- INSTRUCTION
Reproduce every one of the lines below verbatim and in their original order, leaving out the pictures.

- EXTRACTED MATERIAL

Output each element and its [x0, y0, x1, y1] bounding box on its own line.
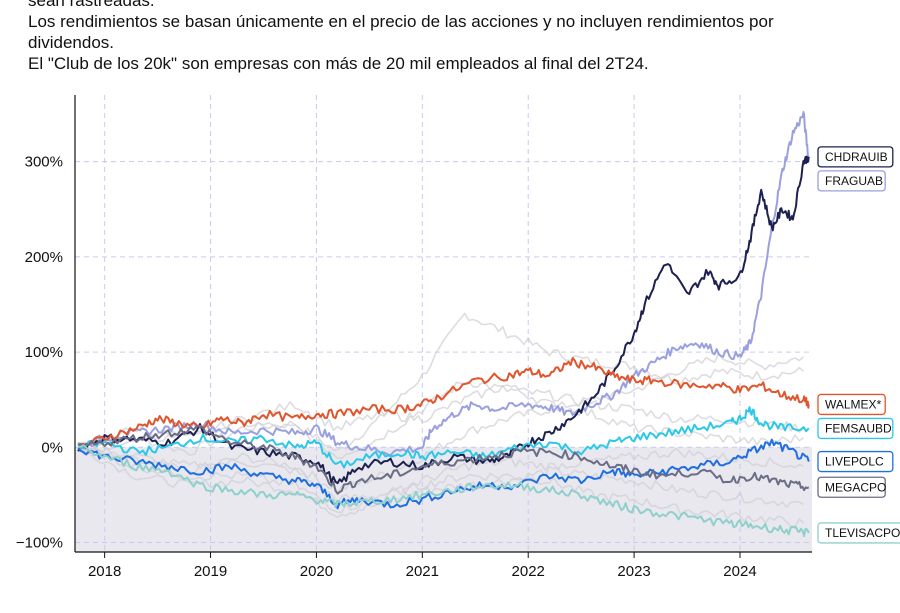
background-series-line	[77, 352, 805, 494]
background-series-line	[77, 380, 805, 459]
note-line-1: Los rendimientos se basan únicamente en …	[28, 12, 774, 31]
series-line	[77, 406, 810, 469]
series-label-box	[817, 393, 886, 416]
series-line	[78, 444, 810, 538]
background-series-line	[78, 384, 804, 446]
y-tick-label: 0%	[41, 439, 63, 456]
y-tick-label: 100%	[25, 344, 63, 361]
y-tick-label: 200%	[25, 249, 63, 266]
x-tick-label: 2023	[617, 563, 650, 580]
series-line	[77, 425, 810, 495]
series-label-text: WALMEX*	[825, 397, 882, 411]
axes: −100% 0% 100% 200% 300% 2018 2019 2020 2021 2022 2…	[16, 95, 812, 580]
chart-note: sean rastreadas. Los rendimientos se bas…	[28, 0, 888, 74]
series-label: LIVEPOLC	[817, 450, 894, 473]
series-label: FEMSAUBD	[817, 417, 894, 440]
background-series-line	[77, 446, 804, 514]
series-label-box	[817, 170, 886, 192]
series-label: MEGACPO	[817, 476, 886, 498]
series-label-text: FRAGUAB	[825, 174, 883, 188]
series-labels: CHDRAUIB FRAGUAB WALMEX* FEMSAUBD LIVEPOLC ME…	[817, 146, 900, 544]
x-tick-label: 2020	[300, 563, 333, 580]
series-label-text: LIVEPOLC	[825, 455, 884, 469]
x-tick-label: 2019	[194, 563, 227, 580]
background-series	[77, 312, 805, 528]
series-label-box	[817, 476, 886, 498]
background-series-line	[77, 312, 805, 456]
series-label-text: TLEVISACPO	[825, 526, 900, 540]
background-series-line	[77, 447, 805, 528]
y-tick-label: 300%	[25, 154, 63, 171]
note-line-0: sean rastreadas.	[28, 0, 155, 10]
grid	[75, 95, 812, 552]
series-label-box	[817, 450, 894, 473]
highlighted-series	[77, 111, 810, 538]
x-tick-label: 2024	[723, 563, 756, 580]
note-line-2: dividendos.	[28, 33, 115, 52]
y-tick-label: −100%	[16, 534, 63, 551]
series-label-text: CHDRAUIB	[825, 150, 888, 164]
series-label-text: MEGACPO	[825, 480, 886, 494]
x-tick-label: 2022	[512, 563, 545, 580]
series-label: TLEVISACPO	[817, 522, 900, 544]
series-line	[77, 111, 810, 457]
series-label-box	[817, 417, 894, 440]
series-label-box	[817, 146, 894, 168]
series-label-text: FEMSAUBD	[825, 421, 892, 435]
x-tick-label: 2018	[88, 563, 121, 580]
note-line-3: El "Club de los 20k" son empresas con má…	[28, 54, 649, 73]
series-label: WALMEX*	[817, 393, 886, 416]
series-label: FRAGUAB	[817, 170, 886, 192]
series-label: CHDRAUIB	[817, 146, 894, 168]
x-tick-label: 2021	[406, 563, 439, 580]
series-label-box	[817, 522, 900, 544]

- COMPLETE ANSWER
Output each element and its [x0, y0, x1, y1] bounding box on its own line.
background-series-line	[77, 352, 805, 494]
background-series-line	[77, 380, 805, 459]
note-line-1: Los rendimientos se basan únicamente en …	[28, 12, 774, 31]
series-line	[77, 406, 810, 469]
series-label-box	[817, 393, 886, 416]
series-line	[78, 444, 810, 538]
background-series-line	[78, 384, 804, 446]
y-tick-label: 0%	[41, 439, 63, 456]
y-tick-label: 100%	[25, 344, 63, 361]
y-tick-label: 200%	[25, 249, 63, 266]
x-tick-label: 2023	[617, 563, 650, 580]
series-line	[77, 425, 810, 495]
series-label-text: WALMEX*	[825, 397, 882, 411]
axes: −100% 0% 100% 200% 300% 2018 2019 2020 2021 2022 2…	[16, 95, 812, 580]
chart-note: sean rastreadas. Los rendimientos se bas…	[28, 0, 888, 74]
series-label: LIVEPOLC	[817, 450, 894, 473]
series-label: FEMSAUBD	[817, 417, 894, 440]
background-series-line	[77, 446, 804, 514]
series-label-box	[817, 170, 886, 192]
series-label: MEGACPO	[817, 476, 886, 498]
series-label-text: FRAGUAB	[825, 174, 883, 188]
series-labels: CHDRAUIB FRAGUAB WALMEX* FEMSAUBD LIVEPOLC ME…	[817, 146, 900, 544]
x-tick-label: 2020	[300, 563, 333, 580]
series-label-text: LIVEPOLC	[825, 455, 884, 469]
x-tick-label: 2019	[194, 563, 227, 580]
background-series	[77, 312, 805, 528]
series-label-box	[817, 476, 886, 498]
background-series-line	[77, 312, 805, 456]
series-label-text: TLEVISACPO	[825, 526, 900, 540]
background-series-line	[77, 447, 805, 528]
y-tick-label: 300%	[25, 154, 63, 171]
note-line-0: sean rastreadas.	[28, 0, 155, 10]
grid	[75, 95, 812, 552]
series-label-box	[817, 450, 894, 473]
highlighted-series	[77, 111, 810, 538]
x-tick-label: 2024	[723, 563, 756, 580]
note-line-2: dividendos.	[28, 33, 115, 52]
y-tick-label: −100%	[16, 534, 63, 551]
series-label-text: CHDRAUIB	[825, 150, 888, 164]
series-label-text: MEGACPO	[825, 480, 886, 494]
x-tick-label: 2022	[512, 563, 545, 580]
series-label: TLEVISACPO	[817, 522, 900, 544]
series-line	[77, 111, 810, 457]
series-label-box	[817, 417, 894, 440]
series-label-box	[817, 146, 894, 168]
series-label-text: FEMSAUBD	[825, 421, 892, 435]
x-tick-label: 2018	[88, 563, 121, 580]
note-line-3: El "Club de los 20k" son empresas con má…	[28, 54, 649, 73]
series-label: WALMEX*	[817, 393, 886, 416]
series-label: FRAGUAB	[817, 170, 886, 192]
series-label: CHDRAUIB	[817, 146, 894, 168]
x-tick-label: 2021	[406, 563, 439, 580]
series-label-box	[817, 522, 900, 544]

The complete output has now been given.